Exercise aim
Extract every line where the string "JSON" appears.

Records shown
● ● ● ● ● ● ●

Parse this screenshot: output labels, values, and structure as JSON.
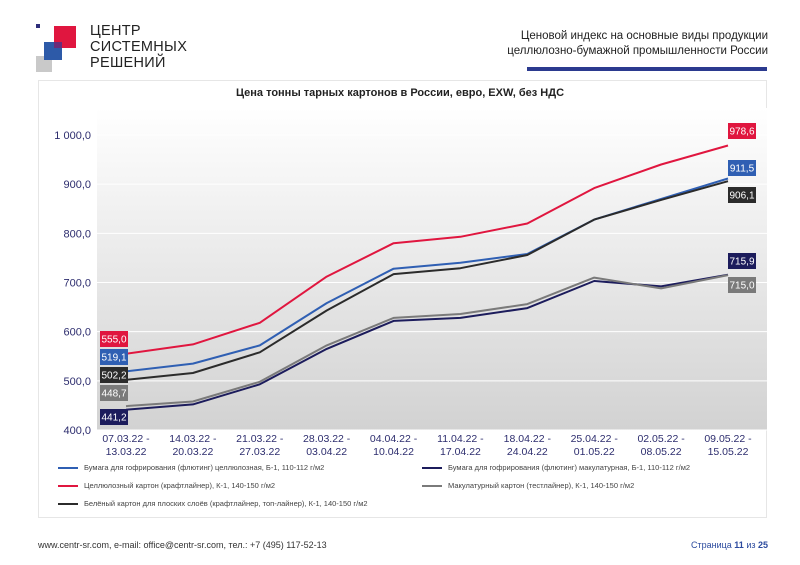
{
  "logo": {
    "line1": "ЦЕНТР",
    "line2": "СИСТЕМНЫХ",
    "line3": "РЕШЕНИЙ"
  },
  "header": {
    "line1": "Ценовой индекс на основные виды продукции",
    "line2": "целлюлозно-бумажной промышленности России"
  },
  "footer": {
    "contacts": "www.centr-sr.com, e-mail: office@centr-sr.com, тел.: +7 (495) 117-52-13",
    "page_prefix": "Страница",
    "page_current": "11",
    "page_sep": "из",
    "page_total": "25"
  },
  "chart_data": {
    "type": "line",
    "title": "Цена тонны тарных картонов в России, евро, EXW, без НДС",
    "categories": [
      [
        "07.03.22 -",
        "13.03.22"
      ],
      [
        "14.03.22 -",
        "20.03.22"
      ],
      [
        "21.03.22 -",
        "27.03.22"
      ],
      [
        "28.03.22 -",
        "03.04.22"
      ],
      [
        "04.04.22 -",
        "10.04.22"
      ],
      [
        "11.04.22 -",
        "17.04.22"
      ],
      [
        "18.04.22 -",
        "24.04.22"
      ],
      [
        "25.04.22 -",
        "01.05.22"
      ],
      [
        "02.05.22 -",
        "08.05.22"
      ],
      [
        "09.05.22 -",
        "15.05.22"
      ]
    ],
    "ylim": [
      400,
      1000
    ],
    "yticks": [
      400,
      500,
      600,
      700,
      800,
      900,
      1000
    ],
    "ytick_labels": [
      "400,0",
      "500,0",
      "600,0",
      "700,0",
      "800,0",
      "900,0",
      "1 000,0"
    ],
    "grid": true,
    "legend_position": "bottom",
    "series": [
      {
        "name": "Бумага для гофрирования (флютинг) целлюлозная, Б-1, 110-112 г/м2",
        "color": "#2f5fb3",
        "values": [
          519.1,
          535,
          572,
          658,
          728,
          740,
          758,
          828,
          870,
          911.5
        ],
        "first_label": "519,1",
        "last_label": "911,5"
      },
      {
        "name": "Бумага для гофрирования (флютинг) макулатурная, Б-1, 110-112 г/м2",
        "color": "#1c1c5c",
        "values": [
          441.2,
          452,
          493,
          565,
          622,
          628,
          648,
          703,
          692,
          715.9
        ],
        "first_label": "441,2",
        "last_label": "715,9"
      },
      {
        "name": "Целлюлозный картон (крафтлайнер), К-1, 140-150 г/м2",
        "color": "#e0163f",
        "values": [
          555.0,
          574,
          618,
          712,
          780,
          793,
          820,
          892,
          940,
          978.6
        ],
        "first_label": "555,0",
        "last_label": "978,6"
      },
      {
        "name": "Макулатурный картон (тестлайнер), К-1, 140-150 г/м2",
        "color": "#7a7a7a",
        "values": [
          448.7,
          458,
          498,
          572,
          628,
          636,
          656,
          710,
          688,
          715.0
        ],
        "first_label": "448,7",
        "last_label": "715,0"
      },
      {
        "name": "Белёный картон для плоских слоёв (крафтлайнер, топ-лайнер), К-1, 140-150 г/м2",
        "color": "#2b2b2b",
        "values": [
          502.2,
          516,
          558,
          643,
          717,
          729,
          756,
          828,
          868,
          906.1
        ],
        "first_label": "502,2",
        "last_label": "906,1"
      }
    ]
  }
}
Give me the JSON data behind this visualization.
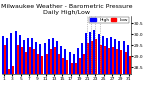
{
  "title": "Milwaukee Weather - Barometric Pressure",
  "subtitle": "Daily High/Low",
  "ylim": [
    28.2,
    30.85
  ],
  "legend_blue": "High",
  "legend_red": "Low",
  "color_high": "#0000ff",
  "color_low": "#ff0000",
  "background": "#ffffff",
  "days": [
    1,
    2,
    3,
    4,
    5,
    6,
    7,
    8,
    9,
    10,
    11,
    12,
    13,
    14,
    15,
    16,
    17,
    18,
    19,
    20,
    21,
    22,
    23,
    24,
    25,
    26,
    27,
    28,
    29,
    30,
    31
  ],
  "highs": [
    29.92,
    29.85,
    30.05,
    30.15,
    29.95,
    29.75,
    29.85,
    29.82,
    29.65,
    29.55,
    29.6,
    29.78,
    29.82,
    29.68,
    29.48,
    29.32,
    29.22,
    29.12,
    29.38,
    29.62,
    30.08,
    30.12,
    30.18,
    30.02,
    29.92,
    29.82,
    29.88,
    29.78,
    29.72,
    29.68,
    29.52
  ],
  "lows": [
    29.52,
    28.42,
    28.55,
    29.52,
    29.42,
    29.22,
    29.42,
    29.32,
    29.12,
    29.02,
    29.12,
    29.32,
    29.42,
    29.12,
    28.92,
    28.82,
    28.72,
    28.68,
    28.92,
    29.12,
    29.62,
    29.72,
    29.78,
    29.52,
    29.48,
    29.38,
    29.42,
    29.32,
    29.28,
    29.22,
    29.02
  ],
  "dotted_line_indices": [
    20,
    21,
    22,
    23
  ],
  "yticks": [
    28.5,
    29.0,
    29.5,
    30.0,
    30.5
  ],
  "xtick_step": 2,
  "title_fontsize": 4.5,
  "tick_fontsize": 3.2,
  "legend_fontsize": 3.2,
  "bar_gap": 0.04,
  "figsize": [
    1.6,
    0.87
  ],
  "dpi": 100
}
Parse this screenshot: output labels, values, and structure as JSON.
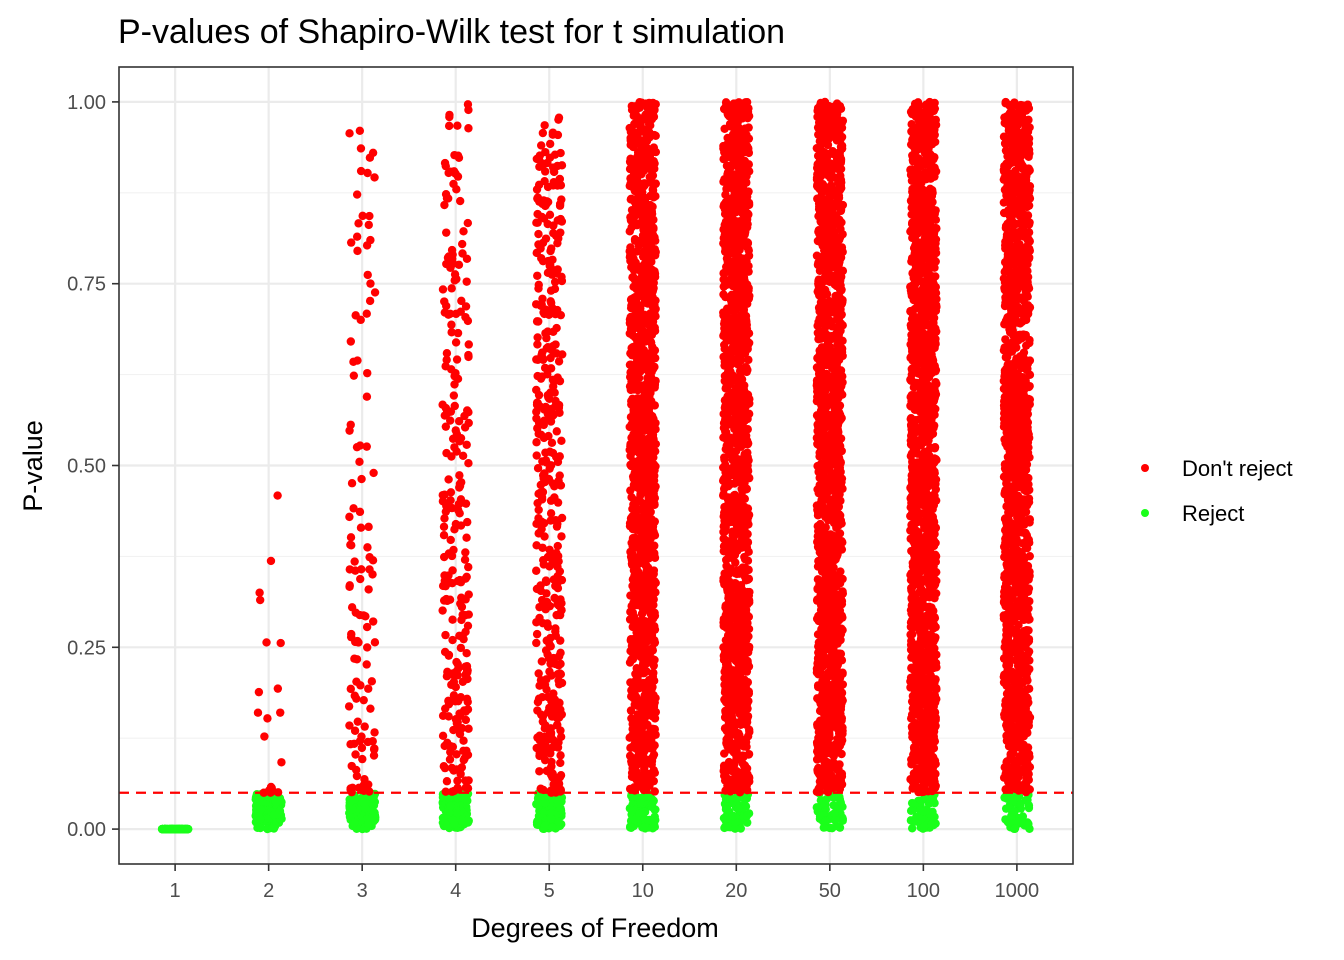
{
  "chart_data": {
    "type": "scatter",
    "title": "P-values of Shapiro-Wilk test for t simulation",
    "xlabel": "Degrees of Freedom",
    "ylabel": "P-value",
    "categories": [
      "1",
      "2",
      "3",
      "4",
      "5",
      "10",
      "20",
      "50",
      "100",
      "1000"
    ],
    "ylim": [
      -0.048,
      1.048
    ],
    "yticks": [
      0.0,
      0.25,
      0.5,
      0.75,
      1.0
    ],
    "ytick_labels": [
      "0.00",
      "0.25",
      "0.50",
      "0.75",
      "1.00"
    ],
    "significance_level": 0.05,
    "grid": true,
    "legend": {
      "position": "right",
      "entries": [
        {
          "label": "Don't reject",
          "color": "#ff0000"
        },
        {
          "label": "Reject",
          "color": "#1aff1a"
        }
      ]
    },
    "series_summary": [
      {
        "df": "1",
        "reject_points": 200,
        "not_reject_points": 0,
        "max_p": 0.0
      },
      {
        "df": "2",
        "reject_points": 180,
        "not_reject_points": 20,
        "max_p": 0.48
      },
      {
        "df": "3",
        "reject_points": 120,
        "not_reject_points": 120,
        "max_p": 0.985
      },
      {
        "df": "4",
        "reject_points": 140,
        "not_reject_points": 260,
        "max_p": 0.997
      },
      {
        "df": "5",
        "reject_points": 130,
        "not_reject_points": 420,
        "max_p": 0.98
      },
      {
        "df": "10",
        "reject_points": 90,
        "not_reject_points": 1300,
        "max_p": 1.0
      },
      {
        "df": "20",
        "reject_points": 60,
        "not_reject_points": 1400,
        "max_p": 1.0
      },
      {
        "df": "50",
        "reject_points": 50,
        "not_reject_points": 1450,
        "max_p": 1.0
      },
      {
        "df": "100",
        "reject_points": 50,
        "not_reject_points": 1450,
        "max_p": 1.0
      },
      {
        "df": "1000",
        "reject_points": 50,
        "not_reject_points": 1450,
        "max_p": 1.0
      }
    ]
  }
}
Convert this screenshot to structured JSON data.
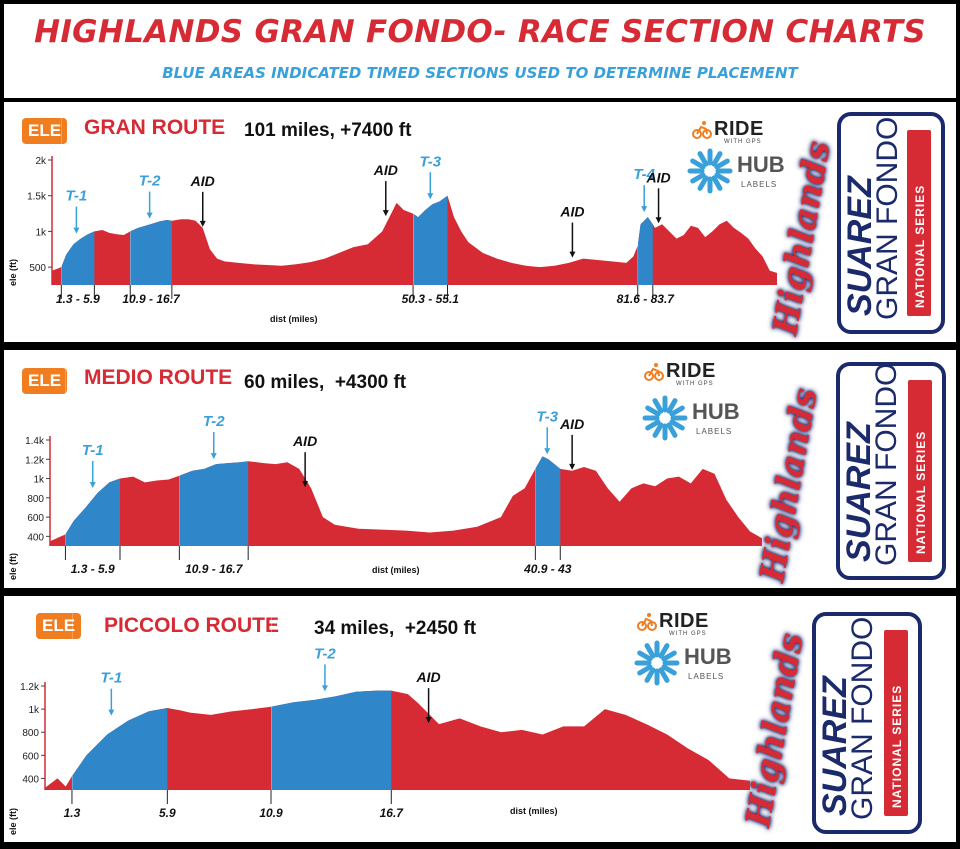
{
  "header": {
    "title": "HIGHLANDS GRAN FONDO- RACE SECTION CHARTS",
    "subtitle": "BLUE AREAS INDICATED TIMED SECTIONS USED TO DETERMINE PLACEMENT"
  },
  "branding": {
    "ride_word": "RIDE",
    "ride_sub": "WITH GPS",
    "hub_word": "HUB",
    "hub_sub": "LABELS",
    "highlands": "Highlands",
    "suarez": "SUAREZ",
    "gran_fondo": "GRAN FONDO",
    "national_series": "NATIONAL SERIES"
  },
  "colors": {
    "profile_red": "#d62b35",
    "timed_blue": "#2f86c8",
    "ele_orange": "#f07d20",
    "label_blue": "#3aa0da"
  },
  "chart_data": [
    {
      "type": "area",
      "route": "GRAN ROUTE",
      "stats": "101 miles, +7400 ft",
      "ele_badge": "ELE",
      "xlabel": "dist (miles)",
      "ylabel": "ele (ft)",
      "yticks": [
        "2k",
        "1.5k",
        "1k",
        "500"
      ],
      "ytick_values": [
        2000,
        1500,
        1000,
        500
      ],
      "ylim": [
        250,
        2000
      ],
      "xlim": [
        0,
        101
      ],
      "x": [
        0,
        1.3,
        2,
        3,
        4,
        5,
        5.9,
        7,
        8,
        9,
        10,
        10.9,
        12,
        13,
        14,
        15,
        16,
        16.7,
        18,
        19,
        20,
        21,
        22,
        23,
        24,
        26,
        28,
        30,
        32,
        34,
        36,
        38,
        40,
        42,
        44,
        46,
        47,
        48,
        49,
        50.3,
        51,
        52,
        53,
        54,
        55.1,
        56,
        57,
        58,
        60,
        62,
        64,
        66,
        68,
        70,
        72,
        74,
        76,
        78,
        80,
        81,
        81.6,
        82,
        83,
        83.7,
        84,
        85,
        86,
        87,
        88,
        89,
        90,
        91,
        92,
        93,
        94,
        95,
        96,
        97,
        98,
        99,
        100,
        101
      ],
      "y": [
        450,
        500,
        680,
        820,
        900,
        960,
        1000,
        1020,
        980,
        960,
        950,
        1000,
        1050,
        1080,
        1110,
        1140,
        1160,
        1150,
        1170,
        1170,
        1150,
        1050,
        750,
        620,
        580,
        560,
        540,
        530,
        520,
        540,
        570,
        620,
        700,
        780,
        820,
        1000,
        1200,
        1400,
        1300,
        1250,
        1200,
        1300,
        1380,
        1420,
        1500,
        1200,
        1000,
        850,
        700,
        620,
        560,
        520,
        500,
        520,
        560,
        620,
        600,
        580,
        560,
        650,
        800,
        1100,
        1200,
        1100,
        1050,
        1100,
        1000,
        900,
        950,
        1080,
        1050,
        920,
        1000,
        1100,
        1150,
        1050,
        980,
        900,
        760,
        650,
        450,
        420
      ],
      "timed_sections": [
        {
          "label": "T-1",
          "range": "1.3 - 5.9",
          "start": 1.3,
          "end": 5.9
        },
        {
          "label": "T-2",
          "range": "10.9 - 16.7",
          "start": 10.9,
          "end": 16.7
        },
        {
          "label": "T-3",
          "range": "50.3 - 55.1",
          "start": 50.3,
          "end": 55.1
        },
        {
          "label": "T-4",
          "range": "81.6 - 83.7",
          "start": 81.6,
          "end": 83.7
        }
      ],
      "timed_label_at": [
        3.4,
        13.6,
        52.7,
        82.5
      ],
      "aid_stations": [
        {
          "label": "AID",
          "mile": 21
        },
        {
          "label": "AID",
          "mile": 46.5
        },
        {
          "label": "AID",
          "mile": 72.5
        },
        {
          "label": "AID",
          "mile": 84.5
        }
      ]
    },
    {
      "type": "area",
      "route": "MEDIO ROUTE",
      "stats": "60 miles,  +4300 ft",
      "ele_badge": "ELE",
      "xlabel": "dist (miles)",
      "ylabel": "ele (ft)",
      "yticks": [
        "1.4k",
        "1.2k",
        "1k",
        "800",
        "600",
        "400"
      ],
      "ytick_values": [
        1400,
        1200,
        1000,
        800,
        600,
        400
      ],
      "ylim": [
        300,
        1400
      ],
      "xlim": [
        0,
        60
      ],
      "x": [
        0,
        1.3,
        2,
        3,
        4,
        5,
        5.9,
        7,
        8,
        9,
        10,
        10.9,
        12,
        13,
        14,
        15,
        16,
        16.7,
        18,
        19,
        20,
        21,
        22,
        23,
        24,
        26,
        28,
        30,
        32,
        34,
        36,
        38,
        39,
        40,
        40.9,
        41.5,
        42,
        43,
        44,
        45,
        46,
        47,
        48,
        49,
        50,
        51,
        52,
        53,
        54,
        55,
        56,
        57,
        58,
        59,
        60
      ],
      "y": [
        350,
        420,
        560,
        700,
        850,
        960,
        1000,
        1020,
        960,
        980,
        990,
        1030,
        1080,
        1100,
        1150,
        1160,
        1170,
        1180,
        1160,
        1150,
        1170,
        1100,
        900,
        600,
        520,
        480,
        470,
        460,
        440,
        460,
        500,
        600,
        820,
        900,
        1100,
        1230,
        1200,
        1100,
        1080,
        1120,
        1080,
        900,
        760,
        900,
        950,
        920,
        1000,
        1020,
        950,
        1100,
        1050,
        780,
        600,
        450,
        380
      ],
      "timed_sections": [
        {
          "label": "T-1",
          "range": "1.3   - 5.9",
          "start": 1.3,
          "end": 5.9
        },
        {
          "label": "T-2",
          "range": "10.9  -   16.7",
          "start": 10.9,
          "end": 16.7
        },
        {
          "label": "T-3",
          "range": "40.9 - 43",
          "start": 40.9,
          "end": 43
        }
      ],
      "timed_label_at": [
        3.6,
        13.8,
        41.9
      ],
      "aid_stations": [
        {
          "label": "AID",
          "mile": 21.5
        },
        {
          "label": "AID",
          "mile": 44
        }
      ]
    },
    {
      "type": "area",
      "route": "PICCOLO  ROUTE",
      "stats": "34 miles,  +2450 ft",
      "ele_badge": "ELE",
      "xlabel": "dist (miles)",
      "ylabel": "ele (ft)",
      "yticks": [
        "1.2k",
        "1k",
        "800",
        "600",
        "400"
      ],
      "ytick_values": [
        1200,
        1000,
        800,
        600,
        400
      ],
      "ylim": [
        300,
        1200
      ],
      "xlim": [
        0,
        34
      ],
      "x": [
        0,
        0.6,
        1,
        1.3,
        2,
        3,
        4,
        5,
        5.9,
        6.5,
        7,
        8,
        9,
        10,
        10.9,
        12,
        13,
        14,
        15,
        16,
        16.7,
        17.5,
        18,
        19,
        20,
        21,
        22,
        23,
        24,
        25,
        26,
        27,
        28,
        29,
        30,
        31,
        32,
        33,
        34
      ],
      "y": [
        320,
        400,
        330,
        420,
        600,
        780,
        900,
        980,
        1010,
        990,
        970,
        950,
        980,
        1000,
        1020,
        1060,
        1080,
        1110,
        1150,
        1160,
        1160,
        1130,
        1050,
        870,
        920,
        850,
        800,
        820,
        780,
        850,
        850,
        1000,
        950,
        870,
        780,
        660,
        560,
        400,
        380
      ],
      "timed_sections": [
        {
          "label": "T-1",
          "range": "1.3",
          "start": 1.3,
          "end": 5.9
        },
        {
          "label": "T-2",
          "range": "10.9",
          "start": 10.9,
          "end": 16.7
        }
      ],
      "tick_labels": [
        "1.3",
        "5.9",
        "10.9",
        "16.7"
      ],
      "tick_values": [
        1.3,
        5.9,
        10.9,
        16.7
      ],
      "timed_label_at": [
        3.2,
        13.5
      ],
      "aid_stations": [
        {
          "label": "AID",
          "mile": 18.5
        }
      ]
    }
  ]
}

● ● ● ● ● ● ●

Correct result
Parse this screenshot: output labels, values, and structure as JSON.
Give me the JSON data behind this visualization.
Parse this screenshot: output labels, values, and structure as JSON.
Convert this screenshot to structured JSON data.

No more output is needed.